— THE PROBLEM —
Search the listing below for the string "eyes" and copy every line where it occurs.

Data records:
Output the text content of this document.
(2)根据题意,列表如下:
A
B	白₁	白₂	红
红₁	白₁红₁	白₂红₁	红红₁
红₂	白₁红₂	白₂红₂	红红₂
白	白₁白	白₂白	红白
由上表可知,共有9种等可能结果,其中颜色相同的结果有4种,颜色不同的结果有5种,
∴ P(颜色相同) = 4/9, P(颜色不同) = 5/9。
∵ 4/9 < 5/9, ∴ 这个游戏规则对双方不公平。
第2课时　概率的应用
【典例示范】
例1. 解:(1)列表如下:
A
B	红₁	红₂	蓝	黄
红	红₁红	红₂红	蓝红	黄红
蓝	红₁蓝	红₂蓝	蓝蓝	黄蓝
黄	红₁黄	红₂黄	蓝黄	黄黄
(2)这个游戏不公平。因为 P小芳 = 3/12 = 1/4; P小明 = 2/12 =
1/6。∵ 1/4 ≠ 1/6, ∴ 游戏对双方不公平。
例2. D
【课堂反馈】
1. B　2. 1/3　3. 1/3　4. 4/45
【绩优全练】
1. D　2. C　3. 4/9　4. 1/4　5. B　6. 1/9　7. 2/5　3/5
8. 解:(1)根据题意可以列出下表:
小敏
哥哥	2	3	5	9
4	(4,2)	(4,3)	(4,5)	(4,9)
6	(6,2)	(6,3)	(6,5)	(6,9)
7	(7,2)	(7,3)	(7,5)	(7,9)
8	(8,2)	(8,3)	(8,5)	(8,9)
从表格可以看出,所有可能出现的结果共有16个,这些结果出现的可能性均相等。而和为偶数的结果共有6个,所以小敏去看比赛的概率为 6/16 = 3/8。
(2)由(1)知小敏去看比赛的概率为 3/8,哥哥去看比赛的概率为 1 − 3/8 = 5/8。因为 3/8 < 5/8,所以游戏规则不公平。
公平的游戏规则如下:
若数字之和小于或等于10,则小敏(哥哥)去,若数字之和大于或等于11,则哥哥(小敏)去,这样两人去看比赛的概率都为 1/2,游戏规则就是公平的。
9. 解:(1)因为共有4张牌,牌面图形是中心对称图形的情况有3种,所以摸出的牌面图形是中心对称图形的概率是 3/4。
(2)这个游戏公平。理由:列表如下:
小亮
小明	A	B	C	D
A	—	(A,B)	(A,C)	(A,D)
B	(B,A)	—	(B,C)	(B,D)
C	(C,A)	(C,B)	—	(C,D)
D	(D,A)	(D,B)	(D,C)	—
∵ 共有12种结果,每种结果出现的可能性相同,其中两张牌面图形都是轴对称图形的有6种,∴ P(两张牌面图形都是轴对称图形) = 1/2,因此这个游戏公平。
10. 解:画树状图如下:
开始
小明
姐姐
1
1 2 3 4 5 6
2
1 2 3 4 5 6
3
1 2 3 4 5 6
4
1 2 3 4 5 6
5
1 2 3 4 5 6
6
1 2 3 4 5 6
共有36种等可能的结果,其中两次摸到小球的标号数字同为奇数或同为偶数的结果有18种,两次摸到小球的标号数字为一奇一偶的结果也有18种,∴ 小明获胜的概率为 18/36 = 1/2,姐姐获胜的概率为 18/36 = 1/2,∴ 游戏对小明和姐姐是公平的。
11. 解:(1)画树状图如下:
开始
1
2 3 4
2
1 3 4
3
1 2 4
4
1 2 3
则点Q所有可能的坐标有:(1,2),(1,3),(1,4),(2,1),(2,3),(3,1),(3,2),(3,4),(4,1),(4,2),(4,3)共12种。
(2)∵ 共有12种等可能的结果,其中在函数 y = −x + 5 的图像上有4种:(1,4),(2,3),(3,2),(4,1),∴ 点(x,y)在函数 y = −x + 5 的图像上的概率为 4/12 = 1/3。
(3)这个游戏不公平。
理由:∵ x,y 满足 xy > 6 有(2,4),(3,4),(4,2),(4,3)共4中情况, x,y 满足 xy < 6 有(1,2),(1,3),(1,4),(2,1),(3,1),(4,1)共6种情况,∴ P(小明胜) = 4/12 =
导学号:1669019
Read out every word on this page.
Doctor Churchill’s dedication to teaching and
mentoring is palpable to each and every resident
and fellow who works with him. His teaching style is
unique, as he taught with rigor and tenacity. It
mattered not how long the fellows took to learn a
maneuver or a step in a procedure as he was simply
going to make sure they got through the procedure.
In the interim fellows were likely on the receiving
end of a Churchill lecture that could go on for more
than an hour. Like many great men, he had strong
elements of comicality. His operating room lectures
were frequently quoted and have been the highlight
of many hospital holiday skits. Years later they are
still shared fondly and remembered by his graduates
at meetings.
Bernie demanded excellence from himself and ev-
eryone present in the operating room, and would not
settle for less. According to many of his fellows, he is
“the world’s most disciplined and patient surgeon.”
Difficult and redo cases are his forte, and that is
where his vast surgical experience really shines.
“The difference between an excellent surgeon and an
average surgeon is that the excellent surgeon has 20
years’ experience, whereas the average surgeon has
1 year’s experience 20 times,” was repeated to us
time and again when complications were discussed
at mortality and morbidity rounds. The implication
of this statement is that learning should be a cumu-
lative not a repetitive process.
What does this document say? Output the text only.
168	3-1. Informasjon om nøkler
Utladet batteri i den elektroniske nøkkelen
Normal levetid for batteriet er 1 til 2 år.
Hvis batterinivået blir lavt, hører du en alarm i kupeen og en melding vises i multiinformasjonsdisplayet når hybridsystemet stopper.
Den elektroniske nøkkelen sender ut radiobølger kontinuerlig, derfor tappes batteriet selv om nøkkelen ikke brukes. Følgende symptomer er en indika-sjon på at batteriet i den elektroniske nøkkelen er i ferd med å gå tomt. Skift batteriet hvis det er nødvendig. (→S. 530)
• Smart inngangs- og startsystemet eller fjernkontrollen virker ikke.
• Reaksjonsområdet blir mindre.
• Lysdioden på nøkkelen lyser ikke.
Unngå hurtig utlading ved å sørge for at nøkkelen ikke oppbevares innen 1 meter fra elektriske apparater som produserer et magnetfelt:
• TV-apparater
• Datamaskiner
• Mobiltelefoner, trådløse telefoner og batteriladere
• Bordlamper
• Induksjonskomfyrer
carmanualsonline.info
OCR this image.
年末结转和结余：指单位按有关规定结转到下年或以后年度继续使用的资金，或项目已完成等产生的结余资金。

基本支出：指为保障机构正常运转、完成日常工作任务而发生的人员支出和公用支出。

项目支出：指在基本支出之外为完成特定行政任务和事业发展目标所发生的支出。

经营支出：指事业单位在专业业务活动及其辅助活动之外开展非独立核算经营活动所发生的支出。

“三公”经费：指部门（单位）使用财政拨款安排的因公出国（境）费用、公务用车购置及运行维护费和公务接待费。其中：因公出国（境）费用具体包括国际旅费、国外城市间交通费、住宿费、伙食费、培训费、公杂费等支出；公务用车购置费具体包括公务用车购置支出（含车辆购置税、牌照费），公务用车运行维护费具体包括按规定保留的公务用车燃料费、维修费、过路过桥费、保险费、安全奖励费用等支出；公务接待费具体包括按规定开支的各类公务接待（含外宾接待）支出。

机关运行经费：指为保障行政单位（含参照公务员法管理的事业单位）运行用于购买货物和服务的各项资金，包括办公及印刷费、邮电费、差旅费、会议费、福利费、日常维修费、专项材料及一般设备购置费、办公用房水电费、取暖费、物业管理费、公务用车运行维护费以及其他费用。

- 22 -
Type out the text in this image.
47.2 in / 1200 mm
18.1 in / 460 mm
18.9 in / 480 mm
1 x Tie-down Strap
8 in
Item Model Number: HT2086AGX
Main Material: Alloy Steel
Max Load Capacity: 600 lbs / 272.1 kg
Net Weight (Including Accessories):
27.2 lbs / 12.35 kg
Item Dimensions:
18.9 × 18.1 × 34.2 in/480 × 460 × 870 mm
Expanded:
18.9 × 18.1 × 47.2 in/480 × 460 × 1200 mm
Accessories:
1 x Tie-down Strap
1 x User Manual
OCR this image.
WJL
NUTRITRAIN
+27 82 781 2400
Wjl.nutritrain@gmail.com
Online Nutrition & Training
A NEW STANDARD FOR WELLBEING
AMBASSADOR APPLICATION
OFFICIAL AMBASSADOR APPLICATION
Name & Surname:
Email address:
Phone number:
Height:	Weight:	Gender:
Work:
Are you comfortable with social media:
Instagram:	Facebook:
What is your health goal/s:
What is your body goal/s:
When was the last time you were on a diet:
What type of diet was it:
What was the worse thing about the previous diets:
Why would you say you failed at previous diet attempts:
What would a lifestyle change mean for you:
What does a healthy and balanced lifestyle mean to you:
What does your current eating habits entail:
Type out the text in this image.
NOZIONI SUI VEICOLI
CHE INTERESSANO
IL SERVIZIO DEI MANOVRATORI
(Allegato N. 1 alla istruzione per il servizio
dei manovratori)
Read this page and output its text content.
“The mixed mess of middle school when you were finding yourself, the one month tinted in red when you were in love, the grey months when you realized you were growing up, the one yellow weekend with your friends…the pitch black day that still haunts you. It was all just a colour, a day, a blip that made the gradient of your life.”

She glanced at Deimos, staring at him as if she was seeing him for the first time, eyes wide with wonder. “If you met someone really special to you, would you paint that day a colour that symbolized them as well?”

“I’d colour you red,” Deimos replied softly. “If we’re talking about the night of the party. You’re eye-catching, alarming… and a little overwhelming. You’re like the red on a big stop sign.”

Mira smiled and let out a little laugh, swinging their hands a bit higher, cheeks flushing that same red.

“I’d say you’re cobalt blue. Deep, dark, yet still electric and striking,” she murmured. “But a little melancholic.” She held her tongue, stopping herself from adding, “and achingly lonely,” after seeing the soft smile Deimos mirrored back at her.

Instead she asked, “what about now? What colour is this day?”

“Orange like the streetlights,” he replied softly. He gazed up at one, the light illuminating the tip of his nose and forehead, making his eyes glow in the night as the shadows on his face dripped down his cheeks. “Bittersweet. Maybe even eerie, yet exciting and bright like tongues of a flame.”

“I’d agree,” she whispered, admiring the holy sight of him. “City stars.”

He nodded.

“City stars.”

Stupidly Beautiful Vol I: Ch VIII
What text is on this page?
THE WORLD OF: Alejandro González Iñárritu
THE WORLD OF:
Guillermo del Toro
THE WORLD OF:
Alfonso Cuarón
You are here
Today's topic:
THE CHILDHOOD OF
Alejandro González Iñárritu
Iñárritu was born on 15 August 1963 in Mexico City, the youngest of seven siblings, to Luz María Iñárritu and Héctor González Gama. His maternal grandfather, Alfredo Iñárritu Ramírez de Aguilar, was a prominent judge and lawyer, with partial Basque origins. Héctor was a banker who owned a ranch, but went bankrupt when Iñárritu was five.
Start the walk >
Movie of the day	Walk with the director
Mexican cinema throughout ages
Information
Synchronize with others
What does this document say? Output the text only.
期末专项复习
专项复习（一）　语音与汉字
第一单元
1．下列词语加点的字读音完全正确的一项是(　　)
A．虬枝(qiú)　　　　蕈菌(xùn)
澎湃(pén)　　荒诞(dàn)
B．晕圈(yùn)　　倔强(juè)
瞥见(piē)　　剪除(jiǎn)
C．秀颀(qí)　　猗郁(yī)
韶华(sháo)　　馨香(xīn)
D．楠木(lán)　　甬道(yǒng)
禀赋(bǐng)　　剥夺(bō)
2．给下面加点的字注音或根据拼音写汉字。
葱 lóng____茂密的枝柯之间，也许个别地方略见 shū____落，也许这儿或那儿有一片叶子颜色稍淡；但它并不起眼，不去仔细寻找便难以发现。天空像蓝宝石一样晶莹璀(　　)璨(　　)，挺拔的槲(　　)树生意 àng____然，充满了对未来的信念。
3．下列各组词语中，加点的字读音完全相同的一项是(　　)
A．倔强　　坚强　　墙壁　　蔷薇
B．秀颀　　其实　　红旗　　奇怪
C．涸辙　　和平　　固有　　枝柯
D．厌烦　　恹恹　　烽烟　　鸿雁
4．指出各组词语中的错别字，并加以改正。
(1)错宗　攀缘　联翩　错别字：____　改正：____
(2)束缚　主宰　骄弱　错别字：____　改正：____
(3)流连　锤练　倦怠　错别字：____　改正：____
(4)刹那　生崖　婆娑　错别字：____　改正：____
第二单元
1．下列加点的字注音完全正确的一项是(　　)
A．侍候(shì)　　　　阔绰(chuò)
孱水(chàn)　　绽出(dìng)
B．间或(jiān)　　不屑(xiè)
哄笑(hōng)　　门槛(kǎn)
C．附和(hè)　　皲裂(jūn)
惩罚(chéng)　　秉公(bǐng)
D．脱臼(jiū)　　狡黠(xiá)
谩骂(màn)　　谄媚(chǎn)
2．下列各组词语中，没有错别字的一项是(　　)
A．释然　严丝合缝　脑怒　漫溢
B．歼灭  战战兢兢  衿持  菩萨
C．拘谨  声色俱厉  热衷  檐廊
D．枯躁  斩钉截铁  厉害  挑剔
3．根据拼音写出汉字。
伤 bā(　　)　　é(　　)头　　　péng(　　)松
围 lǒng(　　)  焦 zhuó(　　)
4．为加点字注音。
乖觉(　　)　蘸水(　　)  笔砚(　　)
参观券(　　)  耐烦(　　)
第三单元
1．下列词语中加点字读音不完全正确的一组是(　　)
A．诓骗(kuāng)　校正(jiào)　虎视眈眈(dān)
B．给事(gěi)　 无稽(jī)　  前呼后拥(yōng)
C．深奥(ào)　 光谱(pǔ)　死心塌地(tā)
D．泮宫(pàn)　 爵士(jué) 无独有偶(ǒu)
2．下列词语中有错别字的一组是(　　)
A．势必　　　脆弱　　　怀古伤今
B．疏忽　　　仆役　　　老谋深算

— SOLVED EXERCISE —
She glanced at Deimos, staring at him as if she was seeing him for the first time, eyes wide with wonder. “If you met someone really special to you, would you paint that day a colour that symbolized them as well?”
“Orange like the streetlights,” he replied softly. He gazed up at one, the light illuminating the tip of his nose and forehead, making his eyes glow in the night as the shadows on his face dripped down his cheeks. “Bittersweet. Maybe even eerie, yet exciting and bright like tongues of a flame.”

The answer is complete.